Set task:
Go through the data below and copy it exactly, skipping every picture.
***** Material *****
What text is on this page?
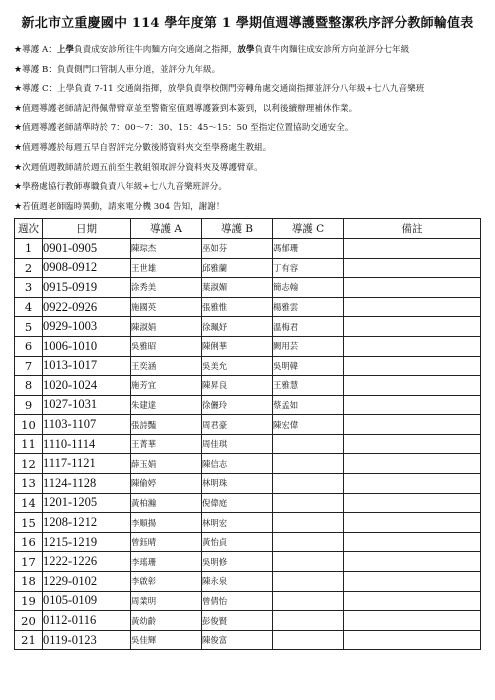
新北市立重慶國中 114 學年度第 1 學期值週導護暨整潔秩序評分教師輪值表
★導護 A：上學負責成安診所往牛肉麵方向交通崗之指揮，放學負責牛肉麵往成安診所方向並評分七年級
★導護 B：負責側門口管制人車分道，並評分九年級。
★導護 C：上學負責 7-11 交通崗指揮，放學負責學校側門旁轉角處交通崗指揮並評分八年級+七八九音樂班
★值週導護老師請記得佩帶臂章並至警衛室值週導護簽到本簽到，以利後續辦理補休作業。
★值週導護老師請準時於 7：00～7：30、15：45～15：50 至指定位置協助交通安全。
★值週導護於每週五早自習評完分數後將資料夾交至學務處生教組。
★次週值週教師請於週五前至生教組領取評分資料夾及導護臂章。
★學務處協行教師專職負責八年級+七八九音樂班評分。
★若值週老師臨時異動，請來電分機 304 告知，謝謝！
週次	日期	導護 A	導護 B	導護 C	備註
1	0901-0905	陳琮杰	巫如芬	馮郁珊	
2	0908-0912	王世雄	邱雅蘭	丁有容	
3	0915-0919	涂秀美	葉淑媚	簡志翰	
4	0922-0926	施國英	張雅惟	楊雅雲	
5	0929-1003	陳淑娟	徐珮妤	溫梅君	
6	1006-1010	吳雅昭	陳俐華	闕用芸	
7	1013-1017	王奕涵	吳美允	吳明韓	
8	1020-1024	施芳宜	陳昇良	王雅慧	
9	1027-1031	朱建達	徐儷玲	蔡孟如	
10	1103-1107	張詩豔	周君豪	陳宏偉	
11	1110-1114	王菁華	周佳琪		
12	1117-1121	薛玉娟	陳信志		
13	1124-1128	陳偷婷	林明珠		
14	1201-1205	黃柏瀚	倪偉庭		
15	1208-1212	李順揚	林明宏		
16	1215-1219	曾鈺晴	黃怡貞		
17	1222-1226	李瑤珊	吳明修		
18	1229-0102	李啟彰	陳永泉		
19	0105-0109	周業明	曾倩怡		
20	0112-0116	黃幼齡	彭俊賢		
21	0119-0123	吳佳輝	陳俊富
*****
Solved problem:
What text is on this page?
新北市立重慶國中 114 學年度第 1 學期值週導護暨整潔秩序評分教師輪值表
★導護 A：上學負責成安診所往牛肉麵方向交通崗之指揮，放學負責牛肉麵往成安診所方向並評分七年級
★導護 B：負責側門口管制人車分道，並評分九年級。
★導護 C：上學負責 7-11 交通崗指揮，放學負責學校側門旁轉角處交通崗指揮並評分八年級+七八九音樂班
★值週導護老師請記得佩帶臂章並至警衛室值週導護簽到本簽到，以利後續辦理補休作業。
★值週導護老師請準時於 7：00～7：30、15：45～15：50 至指定位置協助交通安全。
★值週導護於每週五早自習評完分數後將資料夾交至學務處生教組。
★次週值週教師請於週五前至生教組領取評分資料夾及導護臂章。
★學務處協行教師專職負責八年級+七八九音樂班評分。
★若值週老師臨時異動，請來電分機 304 告知，謝謝！
週次	日期	導護 A	導護 B	導護 C	備註
1	0901-0905	陳琮杰	巫如芬	馮郁珊	
2	0908-0912	王世雄	邱雅蘭	丁有容	
3	0915-0919	涂秀美	葉淑媚	簡志翰	
4	0922-0926	施國英	張雅惟	楊雅雲	
5	0929-1003	陳淑娟	徐珮妤	溫梅君	
6	1006-1010	吳雅昭	陳俐華	闕用芸	
7	1013-1017	王奕涵	吳美允	吳明韓	
8	1020-1024	施芳宜	陳昇良	王雅慧	
9	1027-1031	朱建達	徐儷玲	蔡孟如	
10	1103-1107	張詩豔	周君豪	陳宏偉	
11	1110-1114	王菁華	周佳琪		
12	1117-1121	薛玉娟	陳信志		
13	1124-1128	陳偷婷	林明珠		
14	1201-1205	黃柏瀚	倪偉庭		
15	1208-1212	李順揚	林明宏		
16	1215-1219	曾鈺晴	黃怡貞		
17	1222-1226	李瑤珊	吳明修		
18	1229-0102	李啟彰	陳永泉		
19	0105-0109	周業明	曾倩怡		
20	0112-0116	黃幼齡	彭俊賢		
21	0119-0123	吳佳輝	陳俊富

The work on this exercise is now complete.